[start]

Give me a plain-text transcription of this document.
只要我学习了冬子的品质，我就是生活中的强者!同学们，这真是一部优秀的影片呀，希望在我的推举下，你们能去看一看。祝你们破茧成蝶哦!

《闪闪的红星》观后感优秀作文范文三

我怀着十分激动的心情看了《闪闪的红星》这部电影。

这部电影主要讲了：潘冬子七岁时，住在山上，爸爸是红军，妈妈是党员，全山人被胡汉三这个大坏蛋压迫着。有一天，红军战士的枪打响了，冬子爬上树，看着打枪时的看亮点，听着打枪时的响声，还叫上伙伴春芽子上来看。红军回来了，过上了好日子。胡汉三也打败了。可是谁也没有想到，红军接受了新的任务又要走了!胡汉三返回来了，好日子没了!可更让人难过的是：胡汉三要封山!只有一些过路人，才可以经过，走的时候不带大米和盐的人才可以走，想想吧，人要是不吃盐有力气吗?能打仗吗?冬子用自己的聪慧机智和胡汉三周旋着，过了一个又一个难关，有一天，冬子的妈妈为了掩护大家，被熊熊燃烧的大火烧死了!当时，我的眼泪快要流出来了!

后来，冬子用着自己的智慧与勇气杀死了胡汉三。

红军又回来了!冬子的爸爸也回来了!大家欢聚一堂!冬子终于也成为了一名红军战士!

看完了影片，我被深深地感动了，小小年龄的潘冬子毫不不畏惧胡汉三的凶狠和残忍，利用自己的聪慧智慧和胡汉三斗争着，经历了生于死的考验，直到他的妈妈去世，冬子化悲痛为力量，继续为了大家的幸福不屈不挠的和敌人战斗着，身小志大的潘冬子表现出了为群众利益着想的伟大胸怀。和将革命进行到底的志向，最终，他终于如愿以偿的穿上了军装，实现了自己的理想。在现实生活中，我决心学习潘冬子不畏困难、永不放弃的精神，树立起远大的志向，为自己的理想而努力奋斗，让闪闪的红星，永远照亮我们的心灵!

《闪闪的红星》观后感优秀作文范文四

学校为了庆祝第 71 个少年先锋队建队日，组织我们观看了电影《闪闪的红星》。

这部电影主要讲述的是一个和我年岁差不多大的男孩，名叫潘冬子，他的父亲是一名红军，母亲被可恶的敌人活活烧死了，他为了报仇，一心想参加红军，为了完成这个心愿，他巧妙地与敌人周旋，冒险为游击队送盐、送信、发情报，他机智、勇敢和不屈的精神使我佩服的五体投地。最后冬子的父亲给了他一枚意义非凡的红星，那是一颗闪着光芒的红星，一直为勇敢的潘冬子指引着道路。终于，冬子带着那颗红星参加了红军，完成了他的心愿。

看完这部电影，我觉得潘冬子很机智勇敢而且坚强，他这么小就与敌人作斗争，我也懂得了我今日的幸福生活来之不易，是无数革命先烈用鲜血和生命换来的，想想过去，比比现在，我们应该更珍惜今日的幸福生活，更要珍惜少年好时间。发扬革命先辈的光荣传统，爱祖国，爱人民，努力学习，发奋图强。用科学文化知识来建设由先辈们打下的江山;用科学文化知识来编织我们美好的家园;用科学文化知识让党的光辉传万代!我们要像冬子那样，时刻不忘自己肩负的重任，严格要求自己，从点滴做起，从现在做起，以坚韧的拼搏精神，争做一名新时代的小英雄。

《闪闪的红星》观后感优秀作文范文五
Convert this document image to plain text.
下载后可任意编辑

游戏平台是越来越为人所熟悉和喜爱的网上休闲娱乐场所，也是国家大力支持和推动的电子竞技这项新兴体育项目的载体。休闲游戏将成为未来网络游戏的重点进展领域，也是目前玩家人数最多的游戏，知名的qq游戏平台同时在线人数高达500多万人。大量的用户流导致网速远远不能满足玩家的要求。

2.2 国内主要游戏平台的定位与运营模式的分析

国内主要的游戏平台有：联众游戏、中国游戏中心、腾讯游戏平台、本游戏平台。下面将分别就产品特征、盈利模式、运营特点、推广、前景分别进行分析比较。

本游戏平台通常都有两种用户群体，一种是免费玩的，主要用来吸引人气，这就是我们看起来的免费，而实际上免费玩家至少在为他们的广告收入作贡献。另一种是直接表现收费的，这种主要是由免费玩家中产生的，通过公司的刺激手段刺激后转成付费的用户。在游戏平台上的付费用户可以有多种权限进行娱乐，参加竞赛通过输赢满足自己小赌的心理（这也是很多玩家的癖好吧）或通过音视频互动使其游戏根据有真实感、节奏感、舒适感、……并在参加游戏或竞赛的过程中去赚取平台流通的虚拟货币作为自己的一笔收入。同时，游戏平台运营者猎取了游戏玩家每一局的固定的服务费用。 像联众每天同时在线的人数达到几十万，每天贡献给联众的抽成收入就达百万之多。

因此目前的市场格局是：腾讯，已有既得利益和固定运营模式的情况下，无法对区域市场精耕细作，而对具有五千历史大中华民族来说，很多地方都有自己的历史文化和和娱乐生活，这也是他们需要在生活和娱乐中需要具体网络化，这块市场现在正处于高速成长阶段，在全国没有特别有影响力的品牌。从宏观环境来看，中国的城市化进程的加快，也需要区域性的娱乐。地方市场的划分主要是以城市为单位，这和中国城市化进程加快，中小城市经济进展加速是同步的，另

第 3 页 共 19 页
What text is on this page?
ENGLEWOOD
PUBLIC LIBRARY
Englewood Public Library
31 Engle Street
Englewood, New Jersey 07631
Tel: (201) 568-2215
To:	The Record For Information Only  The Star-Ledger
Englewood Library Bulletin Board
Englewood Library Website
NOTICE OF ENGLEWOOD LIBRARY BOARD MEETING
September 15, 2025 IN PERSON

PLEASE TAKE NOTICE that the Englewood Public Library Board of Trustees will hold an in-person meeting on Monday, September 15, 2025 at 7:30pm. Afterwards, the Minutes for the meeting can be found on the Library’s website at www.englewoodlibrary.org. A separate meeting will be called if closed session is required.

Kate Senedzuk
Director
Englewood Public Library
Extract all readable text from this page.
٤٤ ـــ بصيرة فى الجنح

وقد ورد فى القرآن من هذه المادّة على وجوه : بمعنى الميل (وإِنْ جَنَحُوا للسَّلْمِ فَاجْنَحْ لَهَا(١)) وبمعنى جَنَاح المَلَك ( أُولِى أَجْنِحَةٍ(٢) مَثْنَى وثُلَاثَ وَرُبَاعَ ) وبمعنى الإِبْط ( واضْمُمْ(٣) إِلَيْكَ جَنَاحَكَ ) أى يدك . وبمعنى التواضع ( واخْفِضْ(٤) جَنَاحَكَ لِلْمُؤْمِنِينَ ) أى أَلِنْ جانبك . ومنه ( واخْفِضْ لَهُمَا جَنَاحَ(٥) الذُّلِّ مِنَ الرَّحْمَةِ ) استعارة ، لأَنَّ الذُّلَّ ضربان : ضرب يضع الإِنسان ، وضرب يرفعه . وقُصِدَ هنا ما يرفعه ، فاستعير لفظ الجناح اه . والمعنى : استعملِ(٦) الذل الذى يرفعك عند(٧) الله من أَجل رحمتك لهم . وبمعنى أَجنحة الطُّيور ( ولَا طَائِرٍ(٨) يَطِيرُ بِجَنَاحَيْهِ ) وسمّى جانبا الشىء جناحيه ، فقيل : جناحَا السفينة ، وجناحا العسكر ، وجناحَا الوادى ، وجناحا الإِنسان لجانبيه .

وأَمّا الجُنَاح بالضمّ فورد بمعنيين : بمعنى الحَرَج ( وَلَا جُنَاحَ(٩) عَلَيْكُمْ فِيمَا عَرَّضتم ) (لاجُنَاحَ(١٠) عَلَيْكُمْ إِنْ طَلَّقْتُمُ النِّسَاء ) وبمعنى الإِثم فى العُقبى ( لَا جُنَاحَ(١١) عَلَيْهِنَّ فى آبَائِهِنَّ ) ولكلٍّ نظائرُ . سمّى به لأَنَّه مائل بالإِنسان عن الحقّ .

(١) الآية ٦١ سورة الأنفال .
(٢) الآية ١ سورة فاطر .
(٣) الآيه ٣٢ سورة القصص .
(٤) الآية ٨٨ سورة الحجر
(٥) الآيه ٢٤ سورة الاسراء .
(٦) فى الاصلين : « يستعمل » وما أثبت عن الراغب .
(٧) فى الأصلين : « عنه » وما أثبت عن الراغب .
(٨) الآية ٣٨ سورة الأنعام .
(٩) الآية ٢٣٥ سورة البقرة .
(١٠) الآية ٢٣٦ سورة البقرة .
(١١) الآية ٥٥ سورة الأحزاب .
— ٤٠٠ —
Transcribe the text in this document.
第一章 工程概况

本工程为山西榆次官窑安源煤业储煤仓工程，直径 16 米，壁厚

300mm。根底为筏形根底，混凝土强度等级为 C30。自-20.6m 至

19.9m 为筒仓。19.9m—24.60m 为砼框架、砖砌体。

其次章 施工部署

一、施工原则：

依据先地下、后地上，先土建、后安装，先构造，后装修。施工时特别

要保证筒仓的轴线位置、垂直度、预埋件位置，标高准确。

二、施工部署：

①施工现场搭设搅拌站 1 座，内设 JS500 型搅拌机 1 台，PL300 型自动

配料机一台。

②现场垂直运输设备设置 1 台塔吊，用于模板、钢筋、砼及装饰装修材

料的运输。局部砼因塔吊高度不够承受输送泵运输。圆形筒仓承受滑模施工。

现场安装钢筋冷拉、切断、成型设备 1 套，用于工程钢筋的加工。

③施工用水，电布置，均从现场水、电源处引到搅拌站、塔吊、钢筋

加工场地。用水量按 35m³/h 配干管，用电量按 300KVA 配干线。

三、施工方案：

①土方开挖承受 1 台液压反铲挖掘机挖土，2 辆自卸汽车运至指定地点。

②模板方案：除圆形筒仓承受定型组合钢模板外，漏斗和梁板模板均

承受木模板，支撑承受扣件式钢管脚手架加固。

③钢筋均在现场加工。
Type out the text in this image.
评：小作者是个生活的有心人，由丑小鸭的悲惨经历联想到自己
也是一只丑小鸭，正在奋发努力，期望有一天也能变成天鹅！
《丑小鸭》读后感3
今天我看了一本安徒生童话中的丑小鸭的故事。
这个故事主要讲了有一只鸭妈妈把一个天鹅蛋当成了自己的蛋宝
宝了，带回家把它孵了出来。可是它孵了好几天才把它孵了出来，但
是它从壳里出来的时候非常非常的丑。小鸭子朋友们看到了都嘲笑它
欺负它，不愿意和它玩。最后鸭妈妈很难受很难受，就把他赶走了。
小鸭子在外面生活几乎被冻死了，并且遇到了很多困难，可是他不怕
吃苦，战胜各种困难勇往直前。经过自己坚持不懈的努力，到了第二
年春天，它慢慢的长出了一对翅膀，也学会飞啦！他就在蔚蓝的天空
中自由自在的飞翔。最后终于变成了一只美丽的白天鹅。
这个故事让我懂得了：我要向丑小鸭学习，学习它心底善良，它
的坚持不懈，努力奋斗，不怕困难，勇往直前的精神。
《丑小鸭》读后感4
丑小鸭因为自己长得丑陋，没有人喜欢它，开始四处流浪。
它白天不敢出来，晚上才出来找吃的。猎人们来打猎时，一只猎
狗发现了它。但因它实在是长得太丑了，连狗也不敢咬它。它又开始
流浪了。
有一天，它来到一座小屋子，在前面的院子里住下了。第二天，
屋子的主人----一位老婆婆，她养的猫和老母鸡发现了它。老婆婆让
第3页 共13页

[end]

Work to do: In the listing, find all lines with the string "الآيه" and copy them.

Final result:
(٣) الآيه ٣٢ سورة القصص .
(٥) الآيه ٢٤ سورة الاسراء .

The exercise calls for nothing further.